— Begin Task material —

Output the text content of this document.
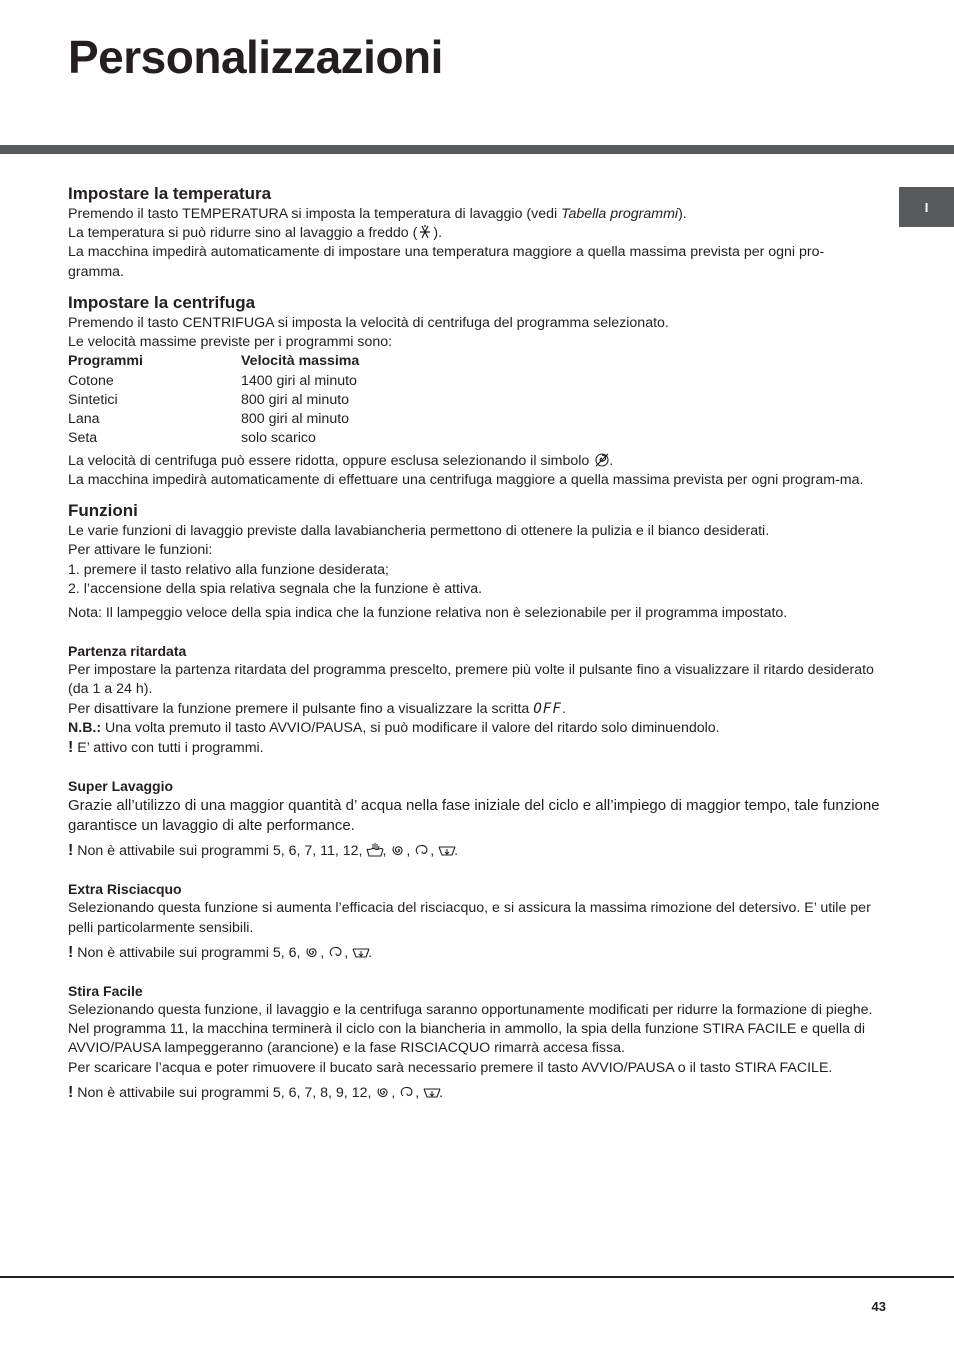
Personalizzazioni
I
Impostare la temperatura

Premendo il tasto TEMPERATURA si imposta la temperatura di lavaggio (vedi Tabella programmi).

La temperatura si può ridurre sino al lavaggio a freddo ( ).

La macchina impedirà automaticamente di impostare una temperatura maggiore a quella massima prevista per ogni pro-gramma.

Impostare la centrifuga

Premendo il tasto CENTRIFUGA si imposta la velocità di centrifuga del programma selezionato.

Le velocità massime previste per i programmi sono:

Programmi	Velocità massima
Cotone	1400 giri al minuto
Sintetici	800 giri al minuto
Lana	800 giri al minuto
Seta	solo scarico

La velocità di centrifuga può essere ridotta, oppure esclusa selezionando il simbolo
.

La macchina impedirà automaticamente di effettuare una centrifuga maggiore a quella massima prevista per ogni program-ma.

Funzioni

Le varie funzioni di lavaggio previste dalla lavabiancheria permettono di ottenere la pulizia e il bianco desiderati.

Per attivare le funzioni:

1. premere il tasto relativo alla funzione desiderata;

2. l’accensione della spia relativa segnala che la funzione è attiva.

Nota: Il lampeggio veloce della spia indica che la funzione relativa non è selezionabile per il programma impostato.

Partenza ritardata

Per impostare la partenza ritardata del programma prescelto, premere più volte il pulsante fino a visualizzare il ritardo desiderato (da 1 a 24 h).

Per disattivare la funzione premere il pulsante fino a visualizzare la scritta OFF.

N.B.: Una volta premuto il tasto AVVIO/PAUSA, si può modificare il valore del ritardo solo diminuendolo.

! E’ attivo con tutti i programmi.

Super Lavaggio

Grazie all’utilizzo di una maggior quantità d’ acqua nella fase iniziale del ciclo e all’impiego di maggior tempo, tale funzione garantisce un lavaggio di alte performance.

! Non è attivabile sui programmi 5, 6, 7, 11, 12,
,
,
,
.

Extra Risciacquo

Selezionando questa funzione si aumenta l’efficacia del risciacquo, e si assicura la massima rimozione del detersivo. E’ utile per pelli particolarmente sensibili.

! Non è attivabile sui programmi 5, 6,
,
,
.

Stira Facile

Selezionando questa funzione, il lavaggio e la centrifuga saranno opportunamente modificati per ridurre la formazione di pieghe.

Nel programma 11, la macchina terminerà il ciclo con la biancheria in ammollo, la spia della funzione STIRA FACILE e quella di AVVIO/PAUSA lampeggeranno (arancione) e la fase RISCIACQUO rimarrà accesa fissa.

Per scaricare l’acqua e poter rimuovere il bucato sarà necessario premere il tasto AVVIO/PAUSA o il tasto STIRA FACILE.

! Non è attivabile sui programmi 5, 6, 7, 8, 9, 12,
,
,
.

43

— End Task material —
— Begin Task material —

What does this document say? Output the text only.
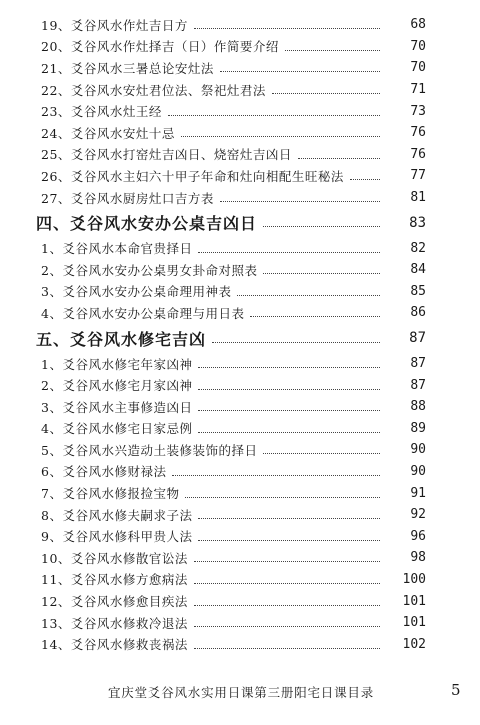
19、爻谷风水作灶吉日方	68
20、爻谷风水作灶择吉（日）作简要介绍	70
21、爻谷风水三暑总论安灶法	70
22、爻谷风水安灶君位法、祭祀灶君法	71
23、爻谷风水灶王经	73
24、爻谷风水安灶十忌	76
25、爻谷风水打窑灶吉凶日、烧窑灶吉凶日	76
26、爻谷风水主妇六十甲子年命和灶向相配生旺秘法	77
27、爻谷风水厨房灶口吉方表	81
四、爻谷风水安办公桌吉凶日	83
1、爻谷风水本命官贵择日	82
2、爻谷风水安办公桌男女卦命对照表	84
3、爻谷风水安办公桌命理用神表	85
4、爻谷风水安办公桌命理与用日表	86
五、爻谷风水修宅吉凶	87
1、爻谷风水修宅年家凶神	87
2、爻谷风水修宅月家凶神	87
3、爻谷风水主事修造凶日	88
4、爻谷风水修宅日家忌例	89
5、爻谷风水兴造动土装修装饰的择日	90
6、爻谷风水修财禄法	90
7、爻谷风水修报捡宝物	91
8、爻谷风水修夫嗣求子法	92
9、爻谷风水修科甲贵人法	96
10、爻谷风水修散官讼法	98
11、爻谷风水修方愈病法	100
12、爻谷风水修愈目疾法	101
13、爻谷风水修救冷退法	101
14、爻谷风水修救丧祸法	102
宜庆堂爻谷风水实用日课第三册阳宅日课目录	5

— End Task material —
— Begin Task material —

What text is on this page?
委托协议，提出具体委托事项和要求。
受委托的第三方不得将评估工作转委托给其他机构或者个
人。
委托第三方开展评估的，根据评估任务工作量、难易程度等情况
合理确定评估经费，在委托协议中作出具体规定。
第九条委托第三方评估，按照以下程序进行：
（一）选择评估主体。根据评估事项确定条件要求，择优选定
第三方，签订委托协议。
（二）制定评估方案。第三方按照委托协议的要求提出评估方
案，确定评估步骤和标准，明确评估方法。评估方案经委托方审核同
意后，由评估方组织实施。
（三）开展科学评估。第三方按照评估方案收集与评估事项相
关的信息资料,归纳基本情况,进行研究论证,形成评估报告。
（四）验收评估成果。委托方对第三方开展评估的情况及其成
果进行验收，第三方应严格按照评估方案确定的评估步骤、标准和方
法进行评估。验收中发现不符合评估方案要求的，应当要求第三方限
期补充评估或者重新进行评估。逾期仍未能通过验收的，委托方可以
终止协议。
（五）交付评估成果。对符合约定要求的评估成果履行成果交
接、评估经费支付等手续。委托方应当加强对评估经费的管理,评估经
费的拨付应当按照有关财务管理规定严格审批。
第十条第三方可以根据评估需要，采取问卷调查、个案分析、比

— End Task material —

### Aim of the exercise
Track down every line with the word "prevista" and copy it.

### Answer to the exercise
La macchina impedirà automaticamente di impostare una temperatura maggiore a quella massima prevista per ogni pro-gramma.
La macchina impedirà automaticamente di effettuare una centrifuga maggiore a quella massima prevista per ogni program-ma.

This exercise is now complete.